##### Given records #####

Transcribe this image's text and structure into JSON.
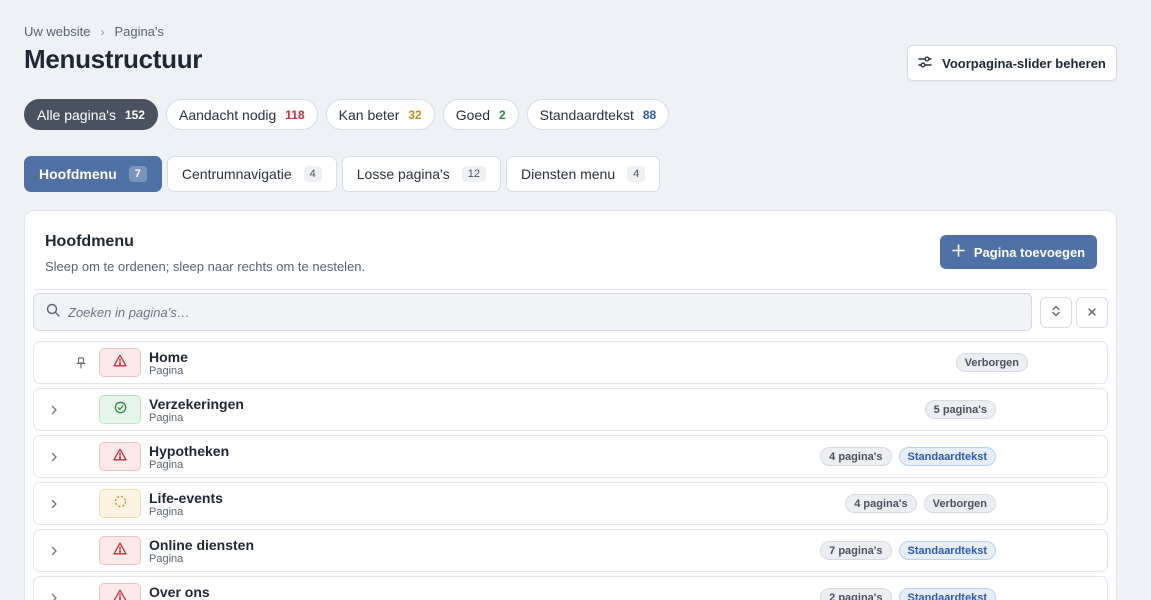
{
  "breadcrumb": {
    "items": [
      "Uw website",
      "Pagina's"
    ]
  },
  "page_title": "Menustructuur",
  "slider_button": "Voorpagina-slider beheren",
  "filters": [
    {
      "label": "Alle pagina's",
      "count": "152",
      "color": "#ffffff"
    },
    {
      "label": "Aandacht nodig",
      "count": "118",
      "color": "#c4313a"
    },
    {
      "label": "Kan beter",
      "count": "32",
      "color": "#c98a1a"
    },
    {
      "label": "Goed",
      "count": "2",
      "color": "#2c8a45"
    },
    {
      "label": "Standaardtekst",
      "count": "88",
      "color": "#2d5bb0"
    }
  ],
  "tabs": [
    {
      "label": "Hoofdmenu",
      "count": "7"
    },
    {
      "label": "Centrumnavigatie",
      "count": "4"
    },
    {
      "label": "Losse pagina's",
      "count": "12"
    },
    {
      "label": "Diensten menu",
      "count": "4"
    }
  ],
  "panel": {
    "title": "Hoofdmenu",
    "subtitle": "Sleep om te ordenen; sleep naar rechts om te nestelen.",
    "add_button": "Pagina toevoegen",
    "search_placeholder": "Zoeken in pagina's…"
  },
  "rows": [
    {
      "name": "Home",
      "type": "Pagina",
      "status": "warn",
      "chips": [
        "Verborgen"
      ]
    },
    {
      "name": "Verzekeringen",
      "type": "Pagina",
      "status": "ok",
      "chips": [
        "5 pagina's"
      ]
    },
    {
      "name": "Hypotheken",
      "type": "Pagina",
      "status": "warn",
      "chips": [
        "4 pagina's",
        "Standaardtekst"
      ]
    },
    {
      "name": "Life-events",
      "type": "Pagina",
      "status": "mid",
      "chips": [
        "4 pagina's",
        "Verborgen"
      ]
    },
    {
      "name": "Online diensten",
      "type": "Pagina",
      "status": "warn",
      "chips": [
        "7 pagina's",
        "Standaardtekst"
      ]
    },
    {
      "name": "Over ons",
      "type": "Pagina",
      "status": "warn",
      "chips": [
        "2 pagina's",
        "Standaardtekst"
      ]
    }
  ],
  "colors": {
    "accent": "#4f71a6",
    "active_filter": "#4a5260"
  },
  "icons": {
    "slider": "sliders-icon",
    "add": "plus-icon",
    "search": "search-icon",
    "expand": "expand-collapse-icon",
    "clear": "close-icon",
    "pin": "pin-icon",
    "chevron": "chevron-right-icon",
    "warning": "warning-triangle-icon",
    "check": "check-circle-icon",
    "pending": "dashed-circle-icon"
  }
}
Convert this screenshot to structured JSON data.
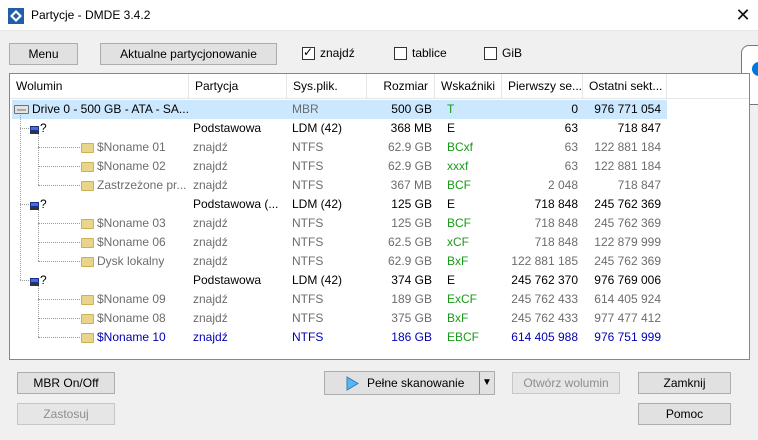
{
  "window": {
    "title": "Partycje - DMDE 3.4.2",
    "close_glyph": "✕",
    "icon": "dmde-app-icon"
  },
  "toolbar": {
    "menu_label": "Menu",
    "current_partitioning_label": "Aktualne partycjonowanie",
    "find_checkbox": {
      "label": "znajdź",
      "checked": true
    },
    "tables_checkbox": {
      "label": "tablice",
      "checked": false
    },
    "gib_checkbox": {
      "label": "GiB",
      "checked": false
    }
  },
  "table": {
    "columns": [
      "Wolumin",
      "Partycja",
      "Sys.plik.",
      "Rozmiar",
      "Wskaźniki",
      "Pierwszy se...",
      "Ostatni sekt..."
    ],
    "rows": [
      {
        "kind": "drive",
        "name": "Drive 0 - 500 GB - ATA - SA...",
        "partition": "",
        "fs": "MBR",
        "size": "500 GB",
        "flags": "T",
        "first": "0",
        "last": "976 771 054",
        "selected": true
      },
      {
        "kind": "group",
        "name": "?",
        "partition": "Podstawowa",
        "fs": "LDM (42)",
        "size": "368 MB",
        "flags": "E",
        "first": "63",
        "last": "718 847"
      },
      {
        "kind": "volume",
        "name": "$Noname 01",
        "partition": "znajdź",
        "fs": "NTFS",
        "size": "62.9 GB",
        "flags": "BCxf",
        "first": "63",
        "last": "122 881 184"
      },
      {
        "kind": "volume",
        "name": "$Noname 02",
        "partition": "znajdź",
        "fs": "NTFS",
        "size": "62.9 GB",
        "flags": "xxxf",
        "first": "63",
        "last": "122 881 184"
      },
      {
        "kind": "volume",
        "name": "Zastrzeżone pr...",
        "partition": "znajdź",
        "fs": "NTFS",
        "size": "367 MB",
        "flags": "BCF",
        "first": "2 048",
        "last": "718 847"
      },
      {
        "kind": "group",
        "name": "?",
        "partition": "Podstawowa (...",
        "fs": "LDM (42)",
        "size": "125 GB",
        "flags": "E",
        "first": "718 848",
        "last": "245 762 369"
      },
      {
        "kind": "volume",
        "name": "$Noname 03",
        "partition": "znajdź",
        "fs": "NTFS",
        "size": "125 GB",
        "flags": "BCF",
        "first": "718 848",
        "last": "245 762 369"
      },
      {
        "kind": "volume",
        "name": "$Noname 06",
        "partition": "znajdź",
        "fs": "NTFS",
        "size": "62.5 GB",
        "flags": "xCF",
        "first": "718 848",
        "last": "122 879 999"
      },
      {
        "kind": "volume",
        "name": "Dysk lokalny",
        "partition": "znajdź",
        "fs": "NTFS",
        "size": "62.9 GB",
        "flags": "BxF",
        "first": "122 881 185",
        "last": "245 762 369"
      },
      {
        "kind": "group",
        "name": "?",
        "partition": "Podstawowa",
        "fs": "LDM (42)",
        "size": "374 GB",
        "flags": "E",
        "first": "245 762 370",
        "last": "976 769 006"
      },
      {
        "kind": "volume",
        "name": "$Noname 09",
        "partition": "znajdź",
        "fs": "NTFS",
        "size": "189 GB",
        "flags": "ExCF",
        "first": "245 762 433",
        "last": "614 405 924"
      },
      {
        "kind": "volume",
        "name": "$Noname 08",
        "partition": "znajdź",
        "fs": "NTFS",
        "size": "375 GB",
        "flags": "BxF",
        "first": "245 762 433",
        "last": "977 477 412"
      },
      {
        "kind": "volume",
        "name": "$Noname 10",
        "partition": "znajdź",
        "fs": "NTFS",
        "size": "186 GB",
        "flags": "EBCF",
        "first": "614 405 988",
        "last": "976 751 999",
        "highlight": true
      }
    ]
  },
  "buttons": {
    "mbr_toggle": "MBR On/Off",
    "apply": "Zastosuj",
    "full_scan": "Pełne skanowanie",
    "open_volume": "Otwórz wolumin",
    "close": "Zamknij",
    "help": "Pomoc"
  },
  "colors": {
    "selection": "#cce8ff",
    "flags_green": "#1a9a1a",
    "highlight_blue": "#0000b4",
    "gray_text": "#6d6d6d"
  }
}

#####

Stated goal: Pictures in the data above should not be copied; transcribe everything else exactly.

Reply:
Transcribe this image's text and structure into JSON.
{
  "breadcrumb": {
    "items": [
      "Uw website",
      "Pagina's"
    ]
  },
  "page_title": "Menustructuur",
  "slider_button": "Voorpagina-slider beheren",
  "filters": [
    {
      "label": "Alle pagina's",
      "count": "152",
      "color": "#ffffff"
    },
    {
      "label": "Aandacht nodig",
      "count": "118",
      "color": "#c4313a"
    },
    {
      "label": "Kan beter",
      "count": "32",
      "color": "#c98a1a"
    },
    {
      "label": "Goed",
      "count": "2",
      "color": "#2c8a45"
    },
    {
      "label": "Standaardtekst",
      "count": "88",
      "color": "#2d5bb0"
    }
  ],
  "tabs": [
    {
      "label": "Hoofdmenu",
      "count": "7"
    },
    {
      "label": "Centrumnavigatie",
      "count": "4"
    },
    {
      "label": "Losse pagina's",
      "count": "12"
    },
    {
      "label": "Diensten menu",
      "count": "4"
    }
  ],
  "panel": {
    "title": "Hoofdmenu",
    "subtitle": "Sleep om te ordenen; sleep naar rechts om te nestelen.",
    "add_button": "Pagina toevoegen",
    "search_placeholder": "Zoeken in pagina's…"
  },
  "rows": [
    {
      "name": "Home",
      "type": "Pagina",
      "status": "warn",
      "chips": [
        "Verborgen"
      ]
    },
    {
      "name": "Verzekeringen",
      "type": "Pagina",
      "status": "ok",
      "chips": [
        "5 pagina's"
      ]
    },
    {
      "name": "Hypotheken",
      "type": "Pagina",
      "status": "warn",
      "chips": [
        "4 pagina's",
        "Standaardtekst"
      ]
    },
    {
      "name": "Life-events",
      "type": "Pagina",
      "status": "mid",
      "chips": [
        "4 pagina's",
        "Verborgen"
      ]
    },
    {
      "name": "Online diensten",
      "type": "Pagina",
      "status": "warn",
      "chips": [
        "7 pagina's",
        "Standaardtekst"
      ]
    },
    {
      "name": "Over ons",
      "type": "Pagina",
      "status": "warn",
      "chips": [
        "2 pagina's",
        "Standaardtekst"
      ]
    }
  ],
  "colors": {
    "accent": "#4f71a6",
    "active_filter": "#4a5260"
  },
  "icons": {
    "slider": "sliders-icon",
    "add": "plus-icon",
    "search": "search-icon",
    "expand": "expand-collapse-icon",
    "clear": "close-icon",
    "pin": "pin-icon",
    "chevron": "chevron-right-icon",
    "warning": "warning-triangle-icon",
    "check": "check-circle-icon",
    "pending": "dashed-circle-icon"
  }
}
Convert this screenshot to structured JSON data.
{
  "window": {
    "title": "Partycje - DMDE 3.4.2",
    "close_glyph": "✕",
    "icon": "dmde-app-icon"
  },
  "toolbar": {
    "menu_label": "Menu",
    "current_partitioning_label": "Aktualne partycjonowanie",
    "find_checkbox": {
      "label": "znajdź",
      "checked": true
    },
    "tables_checkbox": {
      "label": "tablice",
      "checked": false
    },
    "gib_checkbox": {
      "label": "GiB",
      "checked": false
    }
  },
  "table": {
    "columns": [
      "Wolumin",
      "Partycja",
      "Sys.plik.",
      "Rozmiar",
      "Wskaźniki",
      "Pierwszy se...",
      "Ostatni sekt..."
    ],
    "rows": [
      {
        "kind": "drive",
        "name": "Drive 0 - 500 GB - ATA - SA...",
        "partition": "",
        "fs": "MBR",
        "size": "500 GB",
        "flags": "T",
        "first": "0",
        "last": "976 771 054",
        "selected": true
      },
      {
        "kind": "group",
        "name": "?",
        "partition": "Podstawowa",
        "fs": "LDM (42)",
        "size": "368 MB",
        "flags": "E",
        "first": "63",
        "last": "718 847"
      },
      {
        "kind": "volume",
        "name": "$Noname 01",
        "partition": "znajdź",
        "fs": "NTFS",
        "size": "62.9 GB",
        "flags": "BCxf",
        "first": "63",
        "last": "122 881 184"
      },
      {
        "kind": "volume",
        "name": "$Noname 02",
        "partition": "znajdź",
        "fs": "NTFS",
        "size": "62.9 GB",
        "flags": "xxxf",
        "first": "63",
        "last": "122 881 184"
      },
      {
        "kind": "volume",
        "name": "Zastrzeżone pr...",
        "partition": "znajdź",
        "fs": "NTFS",
        "size": "367 MB",
        "flags": "BCF",
        "first": "2 048",
        "last": "718 847"
      },
      {
        "kind": "group",
        "name": "?",
        "partition": "Podstawowa (...",
        "fs": "LDM (42)",
        "size": "125 GB",
        "flags": "E",
        "first": "718 848",
        "last": "245 762 369"
      },
      {
        "kind": "volume",
        "name": "$Noname 03",
        "partition": "znajdź",
        "fs": "NTFS",
        "size": "125 GB",
        "flags": "BCF",
        "first": "718 848",
        "last": "245 762 369"
      },
      {
        "kind": "volume",
        "name": "$Noname 06",
        "partition": "znajdź",
        "fs": "NTFS",
        "size": "62.5 GB",
        "flags": "xCF",
        "first": "718 848",
        "last": "122 879 999"
      },
      {
        "kind": "volume",
        "name": "Dysk lokalny",
        "partition": "znajdź",
        "fs": "NTFS",
        "size": "62.9 GB",
        "flags": "BxF",
        "first": "122 881 185",
        "last": "245 762 369"
      },
      {
        "kind": "group",
        "name": "?",
        "partition": "Podstawowa",
        "fs": "LDM (42)",
        "size": "374 GB",
        "flags": "E",
        "first": "245 762 370",
        "last": "976 769 006"
      },
      {
        "kind": "volume",
        "name": "$Noname 09",
        "partition": "znajdź",
        "fs": "NTFS",
        "size": "189 GB",
        "flags": "ExCF",
        "first": "245 762 433",
        "last": "614 405 924"
      },
      {
        "kind": "volume",
        "name": "$Noname 08",
        "partition": "znajdź",
        "fs": "NTFS",
        "size": "375 GB",
        "flags": "BxF",
        "first": "245 762 433",
        "last": "977 477 412"
      },
      {
        "kind": "volume",
        "name": "$Noname 10",
        "partition": "znajdź",
        "fs": "NTFS",
        "size": "186 GB",
        "flags": "EBCF",
        "first": "614 405 988",
        "last": "976 751 999",
        "highlight": true
      }
    ]
  },
  "buttons": {
    "mbr_toggle": "MBR On/Off",
    "apply": "Zastosuj",
    "full_scan": "Pełne skanowanie",
    "open_volume": "Otwórz wolumin",
    "close": "Zamknij",
    "help": "Pomoc"
  },
  "colors": {
    "selection": "#cce8ff",
    "flags_green": "#1a9a1a",
    "highlight_blue": "#0000b4",
    "gray_text": "#6d6d6d"
  }
}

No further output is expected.